- **Stated goal 1**
Answer these from the passage on corsets:
(a) What article of female dress does Homer describe?
(b) Who borrowed it?
(c) According to the speaker quoted by Terentius, a plump girl is dieted until she is as slender as what?

··· Selected passage ···

Amongst the ethnic writers, Homer appears to be the first who describes an article of female dress closely allied to the corset. He tells us of the cestus or girdle of Venus, mother of the Loves and Graces, and of the haughty Juno, who was fabled to have borrowed it with a view to the heightening and increasing her personal attractions, in order that Jupiter might become a more tractable and orderly husband. The poet attributes most potent magical virtues to the cestus, but these are doubtlessly used in a figurative sense, and Juno, in borrowing the cestus, merely obtained from a lady of acknowledged elegance of figure a corset with which to set her own attractions off to the best possible advantage, so that her husband might be charmed with her improved appearance; and Juno appears to have been a very far-seeing and sensible woman. From periods of very remote antiquity, and with the gradual increase of civilisation, much attention appears to have been paid to the formation and cultivation of the female figure, and much the same means were had recourse to for the achievement of the same end prior to 560 B.C. as in the year 1868. Terentius, the Roman dramatist, who was born in the year 560, causes one of his characters, in speaking of the object of his affections, to exclaim—

"This pretty creature isn't at all like our town ladies, whose mothers saddle their backs and straitlace their waists to make them well-shaped. If any chance to grow a little plumper than the rest, they presently cry, 'She's an hostess,' and then her allowance must be shortened, and though she be naturally fat and lusty, yet by her dieting she is made as slender as a broomstick. By this means one woodcock or another is caught in their springe."

··· Data shown ···

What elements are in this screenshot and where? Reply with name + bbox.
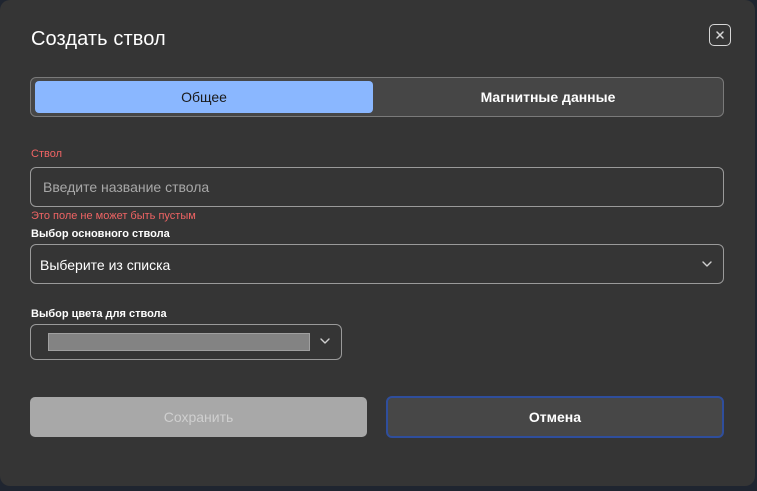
close-icon (716, 31, 724, 39)
tab-general[interactable]: Общее (35, 81, 373, 113)
color-select[interactable] (30, 324, 342, 360)
tab-magnetic-data[interactable]: Магнитные данные (375, 81, 721, 113)
main-trunk-label: Выбор основного ствола (31, 228, 170, 240)
create-trunk-dialog: Создать ствол Общее Магнитные данные Ств… (0, 0, 755, 486)
trunk-field-error: Это поле не может быть пустым (31, 210, 196, 222)
trunk-name-field (30, 167, 724, 207)
main-trunk-select[interactable]: Выберите из списка (30, 244, 724, 284)
trunk-field-label: Ствол (31, 148, 62, 160)
dialog-title: Создать ствол (31, 28, 166, 50)
chevron-down-icon (320, 338, 330, 344)
chevron-down-icon (702, 261, 712, 267)
tab-bar: Общее Магнитные данные (30, 77, 724, 117)
color-swatch (48, 333, 310, 351)
color-select-label: Выбор цвета для ствола (31, 308, 167, 320)
save-button[interactable]: Сохранить (30, 397, 367, 437)
main-trunk-selected-value: Выберите из списка (40, 257, 171, 273)
trunk-name-input[interactable] (43, 168, 703, 206)
close-button[interactable] (709, 24, 731, 46)
cancel-button[interactable]: Отмена (386, 396, 724, 438)
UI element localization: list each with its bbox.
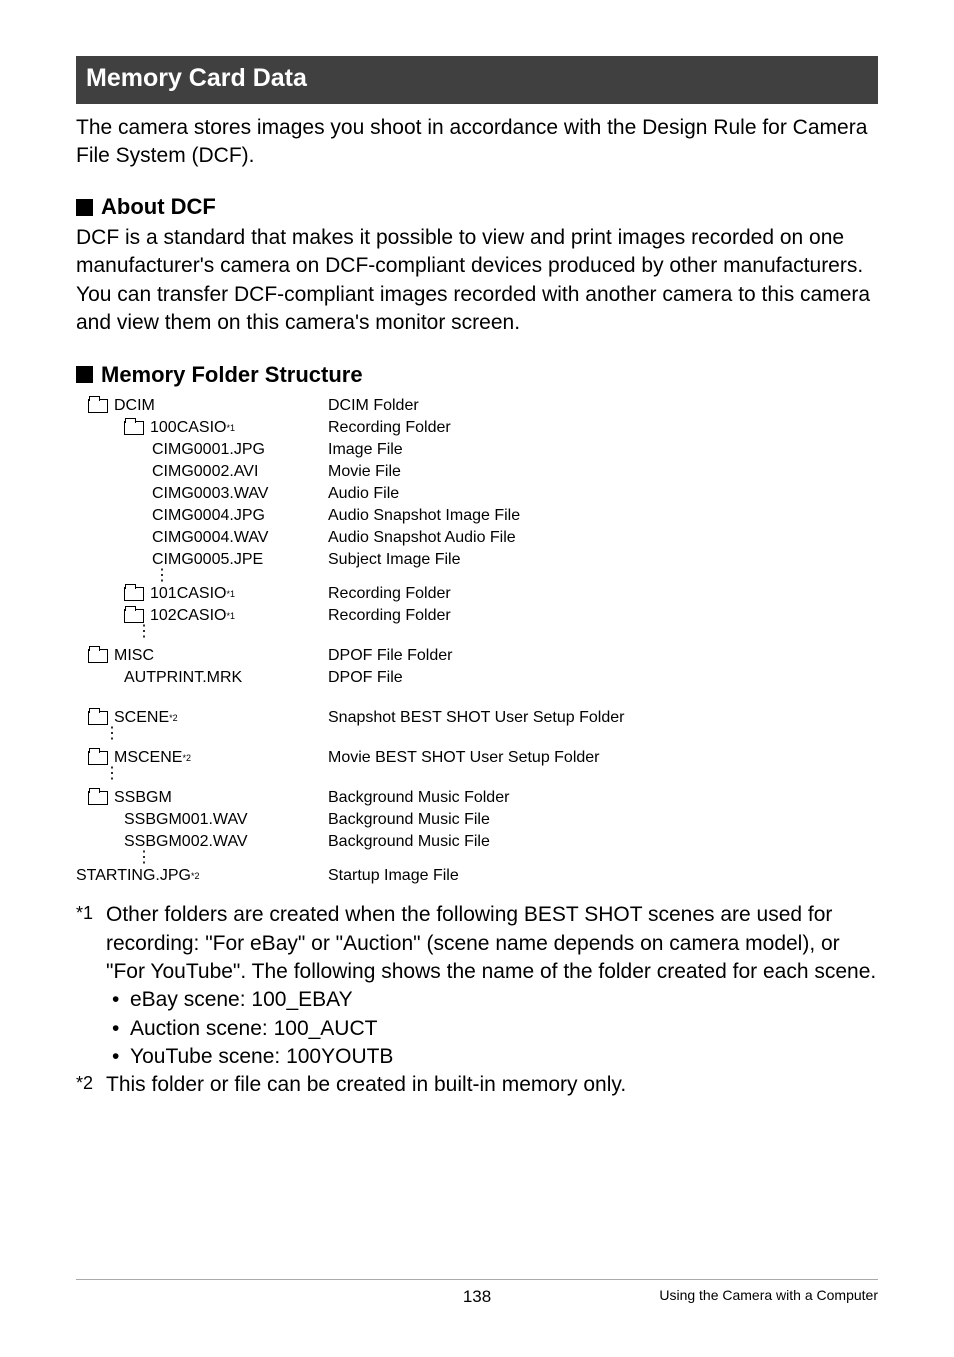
bullet-text: Auction scene: 100_AUCT [130,1015,377,1043]
bullet-text: eBay scene: 100_EBAY [130,986,353,1014]
tree-label: MSCENE [114,747,182,769]
folder-icon [88,791,108,805]
folder-icon [88,399,108,413]
tree-label: CIMG0003.WAV [152,483,268,505]
note-marker: *2 [76,1071,106,1099]
section-header: Memory Card Data [76,56,878,104]
page-footer: 138 Using the Camera with a Computer [76,1279,878,1305]
bullet-dot-icon: • [112,986,130,1014]
note-marker: *1 [76,901,106,986]
tree-label: CIMG0002.AVI [152,461,258,483]
note-text: Other folders are created when the follo… [106,901,878,986]
tree-label: 101CASIO [150,583,226,605]
superscript: *1 [226,588,235,600]
tree-desc: Recording Folder [328,417,451,439]
page-number: 138 [463,1286,491,1309]
vertical-dots-icon: ⋮ [76,769,878,781]
tree-desc: Audio Snapshot Image File [328,505,520,527]
tree-desc: Recording Folder [328,605,451,627]
superscript: *2 [182,752,191,764]
tree-label: CIMG0004.WAV [152,527,268,549]
about-dcf-text: DCF is a standard that makes it possible… [76,224,878,337]
superscript: *2 [169,712,178,724]
tree-desc: Background Music File [328,809,490,831]
tree-label: MISC [114,645,154,667]
folder-tree: DCIM DCIM Folder 100CASIO *1 Recording F… [76,395,878,887]
bullet-text: YouTube scene: 100YOUTB [130,1043,393,1071]
tree-desc: Snapshot BEST SHOT User Setup Folder [328,707,624,729]
subhead-about-dcf: About DCF [76,192,878,222]
tree-desc: Image File [328,439,403,461]
tree-desc: Movie BEST SHOT User Setup Folder [328,747,600,769]
tree-desc: Audio File [328,483,399,505]
vertical-dots-icon: ⋮ [76,571,878,583]
bullet-dot-icon: • [112,1015,130,1043]
tree-desc: Background Music File [328,831,490,853]
intro-text: The camera stores images you shoot in ac… [76,114,878,171]
tree-label: CIMG0005.JPE [152,549,263,571]
vertical-dots-icon: ⋮ [76,729,878,741]
folder-icon [124,421,144,435]
section-title: Memory Card Data [86,64,307,92]
folder-icon [88,751,108,765]
tree-label: 102CASIO [150,605,226,627]
tree-label: CIMG0004.JPG [152,505,265,527]
note-text: This folder or file can be created in bu… [106,1071,878,1099]
tree-label: DCIM [114,395,155,417]
tree-desc: DCIM Folder [328,395,419,417]
tree-label: 100CASIO [150,417,226,439]
tree-desc: Startup Image File [328,865,459,887]
vertical-dots-icon: ⋮ [76,627,878,639]
tree-label: CIMG0001.JPG [152,439,265,461]
tree-label: SSBGM001.WAV [124,809,248,831]
tree-label: SSBGM [114,787,172,809]
square-bullet-icon [76,366,93,383]
subhead-memory-structure: Memory Folder Structure [76,360,878,390]
subhead-text: Memory Folder Structure [101,360,363,390]
vertical-dots-icon: ⋮ [76,853,878,865]
superscript: *1 [226,422,235,434]
superscript: *1 [226,610,235,622]
superscript: *2 [191,870,200,882]
tree-label: STARTING.JPG [76,865,191,887]
folder-icon [88,711,108,725]
tree-desc: Movie File [328,461,401,483]
tree-label: AUTPRINT.MRK [124,667,242,689]
subhead-text: About DCF [101,192,216,222]
tree-desc: Background Music Folder [328,787,509,809]
folder-icon [124,587,144,601]
tree-desc: Recording Folder [328,583,451,605]
tree-label: SCENE [114,707,169,729]
tree-desc: Audio Snapshot Audio File [328,527,516,549]
tree-desc: Subject Image File [328,549,461,571]
tree-desc: DPOF File [328,667,403,689]
folder-icon [88,649,108,663]
bullet-dot-icon: • [112,1043,130,1071]
chapter-title: Using the Camera with a Computer [659,1286,878,1305]
square-bullet-icon [76,199,93,216]
tree-desc: DPOF File Folder [328,645,452,667]
footnotes: *1 Other folders are created when the fo… [76,901,878,1099]
folder-icon [124,609,144,623]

···

- **Stated goal 2**
Please copy the records word for word, everything from the line containing "bullet-text: Auction scene: 100_AUCT" down to the line containing "note-marker: *2 [76,1071,106,1099]", both lines included.

- **Exercise response 1**
(a) The cestus, or girdle of Venus
(b) Juno
(c) A broomstick

- **Exercise response 2**
bullet-text: Auction scene: 100_AUCT [130,1015,377,1043]
bullet-text: eBay scene: 100_EBAY [130,986,353,1014]
tree-label: MSCENE [114,747,182,769]
folder-icon [88,791,108,805]
folder-icon [88,399,108,413]
tree-label: CIMG0003.WAV [152,483,268,505]
note-marker: *2 [76,1071,106,1099]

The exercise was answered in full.